+++ Raw records +++

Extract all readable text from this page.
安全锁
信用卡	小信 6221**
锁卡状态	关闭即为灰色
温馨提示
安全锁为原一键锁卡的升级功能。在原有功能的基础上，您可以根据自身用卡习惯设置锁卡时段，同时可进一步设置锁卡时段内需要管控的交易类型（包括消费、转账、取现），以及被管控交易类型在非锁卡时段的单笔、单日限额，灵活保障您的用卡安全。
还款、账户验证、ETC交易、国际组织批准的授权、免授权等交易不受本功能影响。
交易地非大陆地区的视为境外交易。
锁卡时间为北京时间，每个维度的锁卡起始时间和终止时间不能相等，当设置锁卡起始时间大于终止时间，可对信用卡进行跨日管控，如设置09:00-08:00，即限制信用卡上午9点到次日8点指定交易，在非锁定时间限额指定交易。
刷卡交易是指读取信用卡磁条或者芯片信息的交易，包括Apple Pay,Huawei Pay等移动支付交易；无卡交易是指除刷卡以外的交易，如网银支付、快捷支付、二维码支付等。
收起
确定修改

+++

### Requirement
Using the data above, print every record exactly as shown.

### Written reply
Extract all readable text from this page.
安全锁
信用卡	小信 6221**
锁卡状态	关闭即为灰色
温馨提示
安全锁为原一键锁卡的升级功能。在原有功能的基础上，您可以根据自身用卡习惯设置锁卡时段，同时可进一步设置锁卡时段内需要管控的交易类型（包括消费、转账、取现），以及被管控交易类型在非锁卡时段的单笔、单日限额，灵活保障您的用卡安全。
还款、账户验证、ETC交易、国际组织批准的授权、免授权等交易不受本功能影响。
交易地非大陆地区的视为境外交易。
锁卡时间为北京时间，每个维度的锁卡起始时间和终止时间不能相等，当设置锁卡起始时间大于终止时间，可对信用卡进行跨日管控，如设置09:00-08:00，即限制信用卡上午9点到次日8点指定交易，在非锁定时间限额指定交易。
刷卡交易是指读取信用卡磁条或者芯片信息的交易，包括Apple Pay,Huawei Pay等移动支付交易；无卡交易是指除刷卡以外的交易，如网银支付、快捷支付、二维码支付等。
收起
确定修改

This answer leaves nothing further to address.